> [WHAT YOU ARE ASKED TO DO]: Print the data that follows exactly.
** BEGIN RECORD EXCERPTS **
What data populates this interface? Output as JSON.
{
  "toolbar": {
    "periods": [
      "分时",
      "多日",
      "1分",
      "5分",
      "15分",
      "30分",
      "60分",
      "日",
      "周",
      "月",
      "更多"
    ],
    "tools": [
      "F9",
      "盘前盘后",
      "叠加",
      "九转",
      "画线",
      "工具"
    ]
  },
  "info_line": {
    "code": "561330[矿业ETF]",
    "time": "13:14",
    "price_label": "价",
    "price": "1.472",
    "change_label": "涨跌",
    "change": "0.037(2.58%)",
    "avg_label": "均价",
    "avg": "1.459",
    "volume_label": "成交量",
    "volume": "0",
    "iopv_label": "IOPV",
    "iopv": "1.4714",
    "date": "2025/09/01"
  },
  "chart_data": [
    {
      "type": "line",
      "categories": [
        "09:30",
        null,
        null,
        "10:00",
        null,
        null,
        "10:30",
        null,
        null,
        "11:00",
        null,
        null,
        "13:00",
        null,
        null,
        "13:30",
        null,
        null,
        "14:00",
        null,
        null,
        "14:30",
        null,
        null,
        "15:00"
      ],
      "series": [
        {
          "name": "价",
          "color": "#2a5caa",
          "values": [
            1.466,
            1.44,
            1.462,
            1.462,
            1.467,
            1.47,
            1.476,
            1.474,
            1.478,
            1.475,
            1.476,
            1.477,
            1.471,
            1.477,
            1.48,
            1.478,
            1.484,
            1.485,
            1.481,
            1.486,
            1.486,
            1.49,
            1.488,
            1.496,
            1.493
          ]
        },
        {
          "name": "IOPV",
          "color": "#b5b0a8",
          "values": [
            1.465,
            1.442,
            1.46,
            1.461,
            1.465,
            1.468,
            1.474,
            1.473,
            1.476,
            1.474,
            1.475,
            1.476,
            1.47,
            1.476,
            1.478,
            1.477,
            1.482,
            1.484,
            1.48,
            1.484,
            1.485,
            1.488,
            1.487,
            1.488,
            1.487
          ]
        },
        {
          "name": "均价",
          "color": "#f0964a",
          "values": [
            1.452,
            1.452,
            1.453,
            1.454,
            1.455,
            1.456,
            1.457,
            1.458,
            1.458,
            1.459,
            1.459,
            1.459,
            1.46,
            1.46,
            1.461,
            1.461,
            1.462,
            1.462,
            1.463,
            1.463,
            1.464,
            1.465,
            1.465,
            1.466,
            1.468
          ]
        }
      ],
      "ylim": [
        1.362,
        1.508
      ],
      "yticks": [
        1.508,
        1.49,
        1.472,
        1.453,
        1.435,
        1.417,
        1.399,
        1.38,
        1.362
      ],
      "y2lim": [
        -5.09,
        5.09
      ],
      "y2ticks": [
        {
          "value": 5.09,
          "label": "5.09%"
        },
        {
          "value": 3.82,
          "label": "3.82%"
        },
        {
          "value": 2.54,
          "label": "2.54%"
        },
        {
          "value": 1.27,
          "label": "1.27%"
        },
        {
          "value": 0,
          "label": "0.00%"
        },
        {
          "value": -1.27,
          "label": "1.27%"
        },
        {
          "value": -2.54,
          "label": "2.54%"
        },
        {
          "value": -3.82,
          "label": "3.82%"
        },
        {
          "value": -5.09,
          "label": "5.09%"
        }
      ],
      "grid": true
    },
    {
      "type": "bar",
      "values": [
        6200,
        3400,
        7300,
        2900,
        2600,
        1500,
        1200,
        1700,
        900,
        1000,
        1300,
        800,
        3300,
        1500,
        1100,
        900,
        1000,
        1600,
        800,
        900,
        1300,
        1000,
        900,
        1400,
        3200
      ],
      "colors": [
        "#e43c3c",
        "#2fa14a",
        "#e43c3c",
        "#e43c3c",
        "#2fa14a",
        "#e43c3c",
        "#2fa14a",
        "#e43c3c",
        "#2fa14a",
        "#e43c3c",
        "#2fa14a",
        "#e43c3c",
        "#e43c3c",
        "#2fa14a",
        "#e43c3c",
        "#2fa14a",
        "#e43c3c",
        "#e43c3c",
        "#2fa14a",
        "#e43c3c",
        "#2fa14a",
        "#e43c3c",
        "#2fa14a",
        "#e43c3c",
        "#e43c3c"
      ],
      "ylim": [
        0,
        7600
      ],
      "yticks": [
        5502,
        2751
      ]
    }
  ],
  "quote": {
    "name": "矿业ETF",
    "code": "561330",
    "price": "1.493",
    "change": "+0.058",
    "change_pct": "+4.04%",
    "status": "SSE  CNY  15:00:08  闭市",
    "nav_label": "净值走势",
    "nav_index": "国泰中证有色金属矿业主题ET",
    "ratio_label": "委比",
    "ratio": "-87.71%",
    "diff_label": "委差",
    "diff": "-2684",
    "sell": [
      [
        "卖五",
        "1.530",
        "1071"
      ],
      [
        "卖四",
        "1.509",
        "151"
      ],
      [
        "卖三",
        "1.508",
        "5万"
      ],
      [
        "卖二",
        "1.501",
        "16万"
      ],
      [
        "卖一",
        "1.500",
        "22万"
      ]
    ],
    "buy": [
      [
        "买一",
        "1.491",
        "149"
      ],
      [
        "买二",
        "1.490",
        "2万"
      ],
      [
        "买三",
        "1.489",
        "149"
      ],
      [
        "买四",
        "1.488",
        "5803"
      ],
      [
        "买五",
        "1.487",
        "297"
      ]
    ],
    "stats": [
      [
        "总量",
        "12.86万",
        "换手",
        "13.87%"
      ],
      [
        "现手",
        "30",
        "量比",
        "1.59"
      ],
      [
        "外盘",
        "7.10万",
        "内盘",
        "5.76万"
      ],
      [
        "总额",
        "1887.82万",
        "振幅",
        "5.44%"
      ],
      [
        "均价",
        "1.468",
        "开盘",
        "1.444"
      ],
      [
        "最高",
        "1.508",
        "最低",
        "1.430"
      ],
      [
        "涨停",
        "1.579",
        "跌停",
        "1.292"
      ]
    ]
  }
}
** END RECORD EXCERPTS **
> [THE COMPLETED TASK]:
What data populates this interface? Output as JSON.
{
  "toolbar": {
    "periods": [
      "分时",
      "多日",
      "1分",
      "5分",
      "15分",
      "30分",
      "60分",
      "日",
      "周",
      "月",
      "更多"
    ],
    "tools": [
      "F9",
      "盘前盘后",
      "叠加",
      "九转",
      "画线",
      "工具"
    ]
  },
  "info_line": {
    "code": "561330[矿业ETF]",
    "time": "13:14",
    "price_label": "价",
    "price": "1.472",
    "change_label": "涨跌",
    "change": "0.037(2.58%)",
    "avg_label": "均价",
    "avg": "1.459",
    "volume_label": "成交量",
    "volume": "0",
    "iopv_label": "IOPV",
    "iopv": "1.4714",
    "date": "2025/09/01"
  },
  "chart_data": [
    {
      "type": "line",
      "categories": [
        "09:30",
        null,
        null,
        "10:00",
        null,
        null,
        "10:30",
        null,
        null,
        "11:00",
        null,
        null,
        "13:00",
        null,
        null,
        "13:30",
        null,
        null,
        "14:00",
        null,
        null,
        "14:30",
        null,
        null,
        "15:00"
      ],
      "series": [
        {
          "name": "价",
          "color": "#2a5caa",
          "values": [
            1.466,
            1.44,
            1.462,
            1.462,
            1.467,
            1.47,
            1.476,
            1.474,
            1.478,
            1.475,
            1.476,
            1.477,
            1.471,
            1.477,
            1.48,
            1.478,
            1.484,
            1.485,
            1.481,
            1.486,
            1.486,
            1.49,
            1.488,
            1.496,
            1.493
          ]
        },
        {
          "name": "IOPV",
          "color": "#b5b0a8",
          "values": [
            1.465,
            1.442,
            1.46,
            1.461,
            1.465,
            1.468,
            1.474,
            1.473,
            1.476,
            1.474,
            1.475,
            1.476,
            1.47,
            1.476,
            1.478,
            1.477,
            1.482,
            1.484,
            1.48,
            1.484,
            1.485,
            1.488,
            1.487,
            1.488,
            1.487
          ]
        },
        {
          "name": "均价",
          "color": "#f0964a",
          "values": [
            1.452,
            1.452,
            1.453,
            1.454,
            1.455,
            1.456,
            1.457,
            1.458,
            1.458,
            1.459,
            1.459,
            1.459,
            1.46,
            1.46,
            1.461,
            1.461,
            1.462,
            1.462,
            1.463,
            1.463,
            1.464,
            1.465,
            1.465,
            1.466,
            1.468
          ]
        }
      ],
      "ylim": [
        1.362,
        1.508
      ],
      "yticks": [
        1.508,
        1.49,
        1.472,
        1.453,
        1.435,
        1.417,
        1.399,
        1.38,
        1.362
      ],
      "y2lim": [
        -5.09,
        5.09
      ],
      "y2ticks": [
        {
          "value": 5.09,
          "label": "5.09%"
        },
        {
          "value": 3.82,
          "label": "3.82%"
        },
        {
          "value": 2.54,
          "label": "2.54%"
        },
        {
          "value": 1.27,
          "label": "1.27%"
        },
        {
          "value": 0,
          "label": "0.00%"
        },
        {
          "value": -1.27,
          "label": "1.27%"
        },
        {
          "value": -2.54,
          "label": "2.54%"
        },
        {
          "value": -3.82,
          "label": "3.82%"
        },
        {
          "value": -5.09,
          "label": "5.09%"
        }
      ],
      "grid": true
    },
    {
      "type": "bar",
      "values": [
        6200,
        3400,
        7300,
        2900,
        2600,
        1500,
        1200,
        1700,
        900,
        1000,
        1300,
        800,
        3300,
        1500,
        1100,
        900,
        1000,
        1600,
        800,
        900,
        1300,
        1000,
        900,
        1400,
        3200
      ],
      "colors": [
        "#e43c3c",
        "#2fa14a",
        "#e43c3c",
        "#e43c3c",
        "#2fa14a",
        "#e43c3c",
        "#2fa14a",
        "#e43c3c",
        "#2fa14a",
        "#e43c3c",
        "#2fa14a",
        "#e43c3c",
        "#e43c3c",
        "#2fa14a",
        "#e43c3c",
        "#2fa14a",
        "#e43c3c",
        "#e43c3c",
        "#2fa14a",
        "#e43c3c",
        "#2fa14a",
        "#e43c3c",
        "#2fa14a",
        "#e43c3c",
        "#e43c3c"
      ],
      "ylim": [
        0,
        7600
      ],
      "yticks": [
        5502,
        2751
      ]
    }
  ],
  "quote": {
    "name": "矿业ETF",
    "code": "561330",
    "price": "1.493",
    "change": "+0.058",
    "change_pct": "+4.04%",
    "status": "SSE  CNY  15:00:08  闭市",
    "nav_label": "净值走势",
    "nav_index": "国泰中证有色金属矿业主题ET",
    "ratio_label": "委比",
    "ratio": "-87.71%",
    "diff_label": "委差",
    "diff": "-2684",
    "sell": [
      [
        "卖五",
        "1.530",
        "1071"
      ],
      [
        "卖四",
        "1.509",
        "151"
      ],
      [
        "卖三",
        "1.508",
        "5万"
      ],
      [
        "卖二",
        "1.501",
        "16万"
      ],
      [
        "卖一",
        "1.500",
        "22万"
      ]
    ],
    "buy": [
      [
        "买一",
        "1.491",
        "149"
      ],
      [
        "买二",
        "1.490",
        "2万"
      ],
      [
        "买三",
        "1.489",
        "149"
      ],
      [
        "买四",
        "1.488",
        "5803"
      ],
      [
        "买五",
        "1.487",
        "297"
      ]
    ],
    "stats": [
      [
        "总量",
        "12.86万",
        "换手",
        "13.87%"
      ],
      [
        "现手",
        "30",
        "量比",
        "1.59"
      ],
      [
        "外盘",
        "7.10万",
        "内盘",
        "5.76万"
      ],
      [
        "总额",
        "1887.82万",
        "振幅",
        "5.44%"
      ],
      [
        "均价",
        "1.468",
        "开盘",
        "1.444"
      ],
      [
        "最高",
        "1.508",
        "最低",
        "1.430"
      ],
      [
        "涨停",
        "1.579",
        "跌停",
        "1.292"
      ]
    ]
  }
}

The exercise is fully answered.